Work out the number of lines containing "document". Answer with nothing but that number.
* start *
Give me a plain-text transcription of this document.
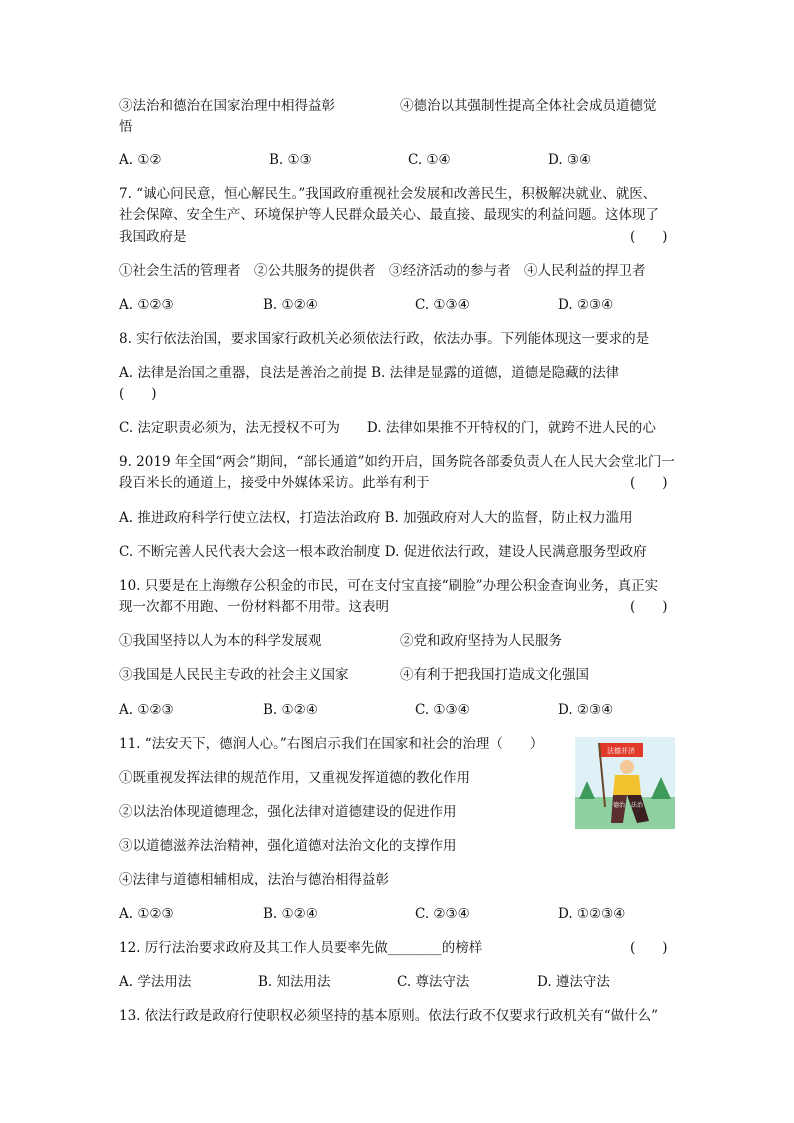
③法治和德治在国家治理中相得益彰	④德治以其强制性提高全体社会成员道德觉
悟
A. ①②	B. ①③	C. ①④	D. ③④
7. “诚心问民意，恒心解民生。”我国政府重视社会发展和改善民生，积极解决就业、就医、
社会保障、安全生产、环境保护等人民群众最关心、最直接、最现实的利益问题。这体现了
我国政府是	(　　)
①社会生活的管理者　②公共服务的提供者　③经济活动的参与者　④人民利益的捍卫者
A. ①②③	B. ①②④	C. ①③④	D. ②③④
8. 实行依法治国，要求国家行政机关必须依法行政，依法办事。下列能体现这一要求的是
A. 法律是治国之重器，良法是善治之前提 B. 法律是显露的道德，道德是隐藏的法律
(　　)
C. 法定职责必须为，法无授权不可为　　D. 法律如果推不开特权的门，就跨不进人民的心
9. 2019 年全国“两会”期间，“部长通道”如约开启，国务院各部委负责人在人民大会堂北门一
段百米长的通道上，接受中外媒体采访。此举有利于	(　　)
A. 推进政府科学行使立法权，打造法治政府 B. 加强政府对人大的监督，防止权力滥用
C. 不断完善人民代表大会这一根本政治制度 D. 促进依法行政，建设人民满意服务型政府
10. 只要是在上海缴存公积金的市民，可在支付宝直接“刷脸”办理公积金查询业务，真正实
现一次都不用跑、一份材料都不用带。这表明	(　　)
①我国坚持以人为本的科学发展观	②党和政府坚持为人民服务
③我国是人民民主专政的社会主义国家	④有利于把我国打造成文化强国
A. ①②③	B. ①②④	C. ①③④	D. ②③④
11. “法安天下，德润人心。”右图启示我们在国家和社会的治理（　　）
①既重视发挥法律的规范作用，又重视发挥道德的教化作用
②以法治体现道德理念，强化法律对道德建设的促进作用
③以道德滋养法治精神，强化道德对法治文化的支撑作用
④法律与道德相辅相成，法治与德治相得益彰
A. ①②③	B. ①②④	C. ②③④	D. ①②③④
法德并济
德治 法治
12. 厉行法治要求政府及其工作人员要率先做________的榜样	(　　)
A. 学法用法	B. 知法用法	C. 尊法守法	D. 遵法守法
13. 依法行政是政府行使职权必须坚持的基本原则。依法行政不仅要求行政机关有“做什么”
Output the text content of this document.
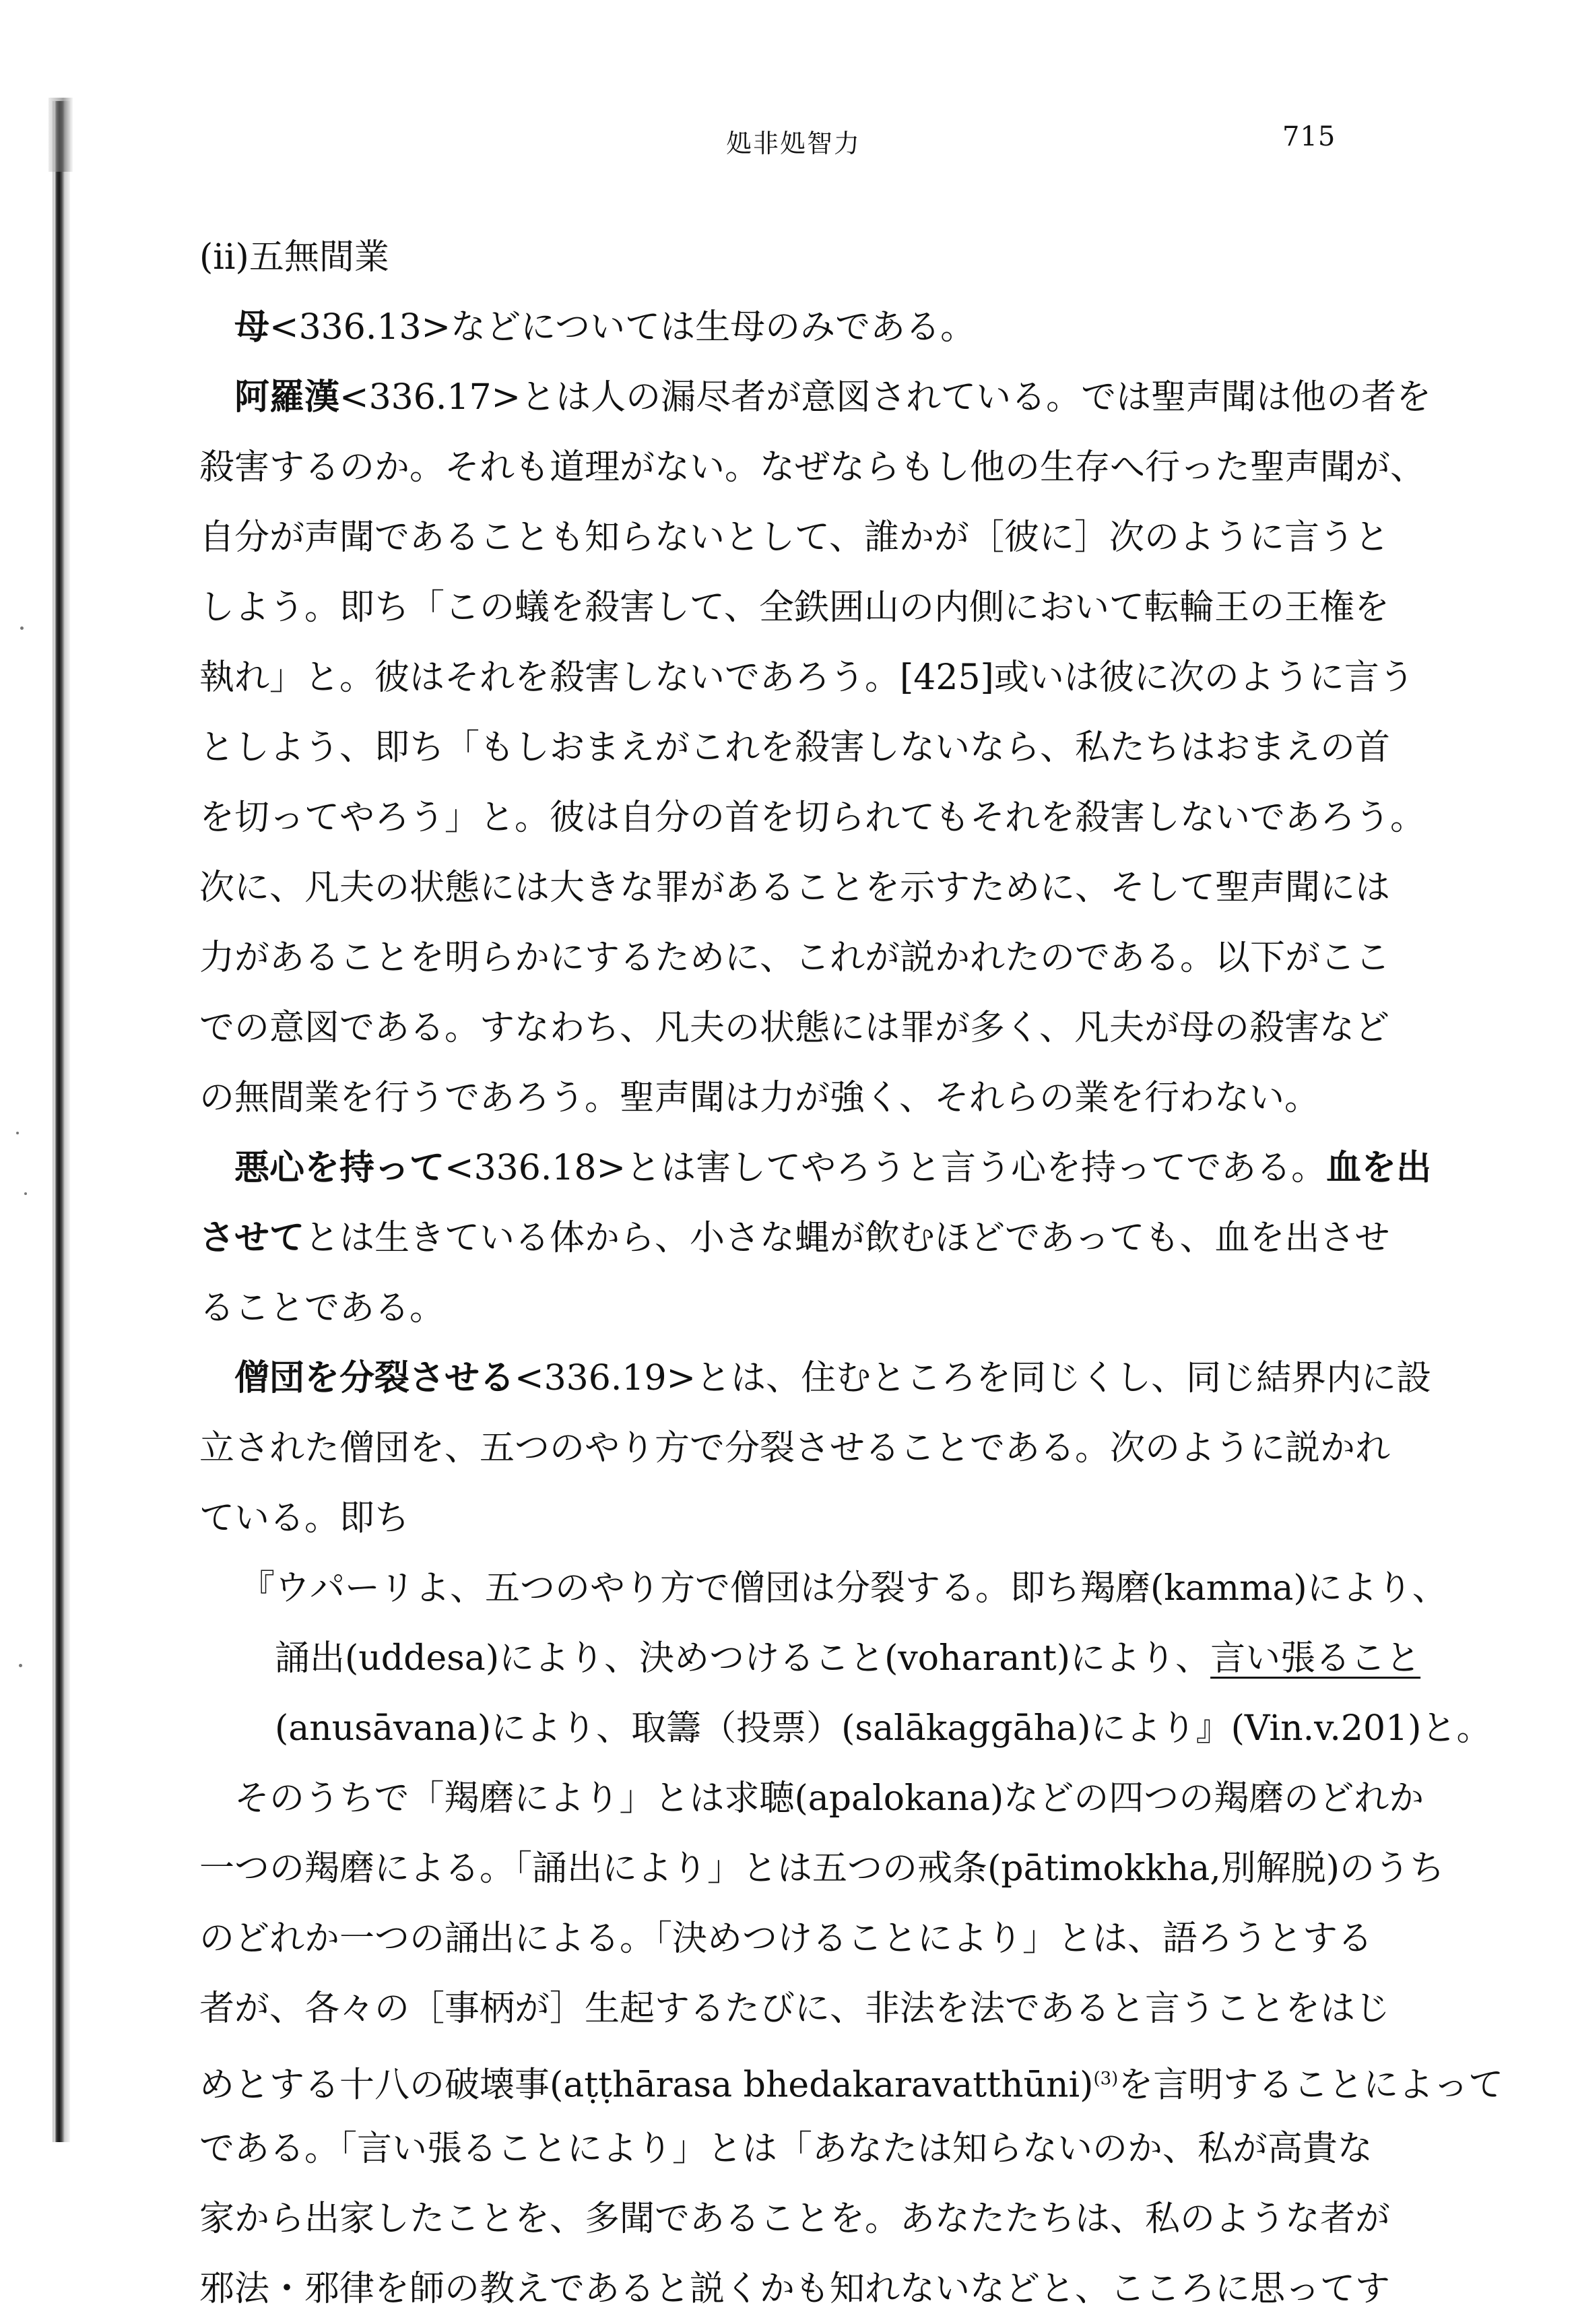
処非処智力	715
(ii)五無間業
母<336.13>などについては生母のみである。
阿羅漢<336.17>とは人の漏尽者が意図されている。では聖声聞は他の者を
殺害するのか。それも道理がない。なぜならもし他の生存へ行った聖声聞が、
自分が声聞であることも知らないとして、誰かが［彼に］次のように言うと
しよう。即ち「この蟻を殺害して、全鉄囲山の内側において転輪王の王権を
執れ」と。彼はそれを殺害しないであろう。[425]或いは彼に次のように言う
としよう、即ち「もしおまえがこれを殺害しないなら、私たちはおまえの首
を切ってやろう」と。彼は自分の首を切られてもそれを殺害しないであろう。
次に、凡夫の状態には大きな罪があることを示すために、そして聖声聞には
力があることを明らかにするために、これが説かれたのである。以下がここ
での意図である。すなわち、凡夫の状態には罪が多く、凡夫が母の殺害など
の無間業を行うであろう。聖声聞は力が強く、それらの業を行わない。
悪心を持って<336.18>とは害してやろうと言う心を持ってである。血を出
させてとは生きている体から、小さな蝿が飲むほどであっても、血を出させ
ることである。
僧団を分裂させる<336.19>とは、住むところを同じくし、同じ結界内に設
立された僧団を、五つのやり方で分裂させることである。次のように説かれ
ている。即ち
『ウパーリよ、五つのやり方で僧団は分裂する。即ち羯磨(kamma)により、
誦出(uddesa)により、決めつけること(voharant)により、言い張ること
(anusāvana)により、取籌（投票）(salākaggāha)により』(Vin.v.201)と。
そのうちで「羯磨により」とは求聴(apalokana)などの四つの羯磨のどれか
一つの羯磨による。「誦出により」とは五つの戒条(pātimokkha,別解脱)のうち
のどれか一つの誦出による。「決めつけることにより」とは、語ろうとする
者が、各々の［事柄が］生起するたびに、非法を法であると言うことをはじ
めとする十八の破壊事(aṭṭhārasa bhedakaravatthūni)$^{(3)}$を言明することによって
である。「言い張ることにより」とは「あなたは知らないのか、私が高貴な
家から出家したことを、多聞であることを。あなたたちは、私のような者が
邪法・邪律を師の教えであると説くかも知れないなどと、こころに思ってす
* end *
» **RESULT FOR THIS EXERCISE**: 2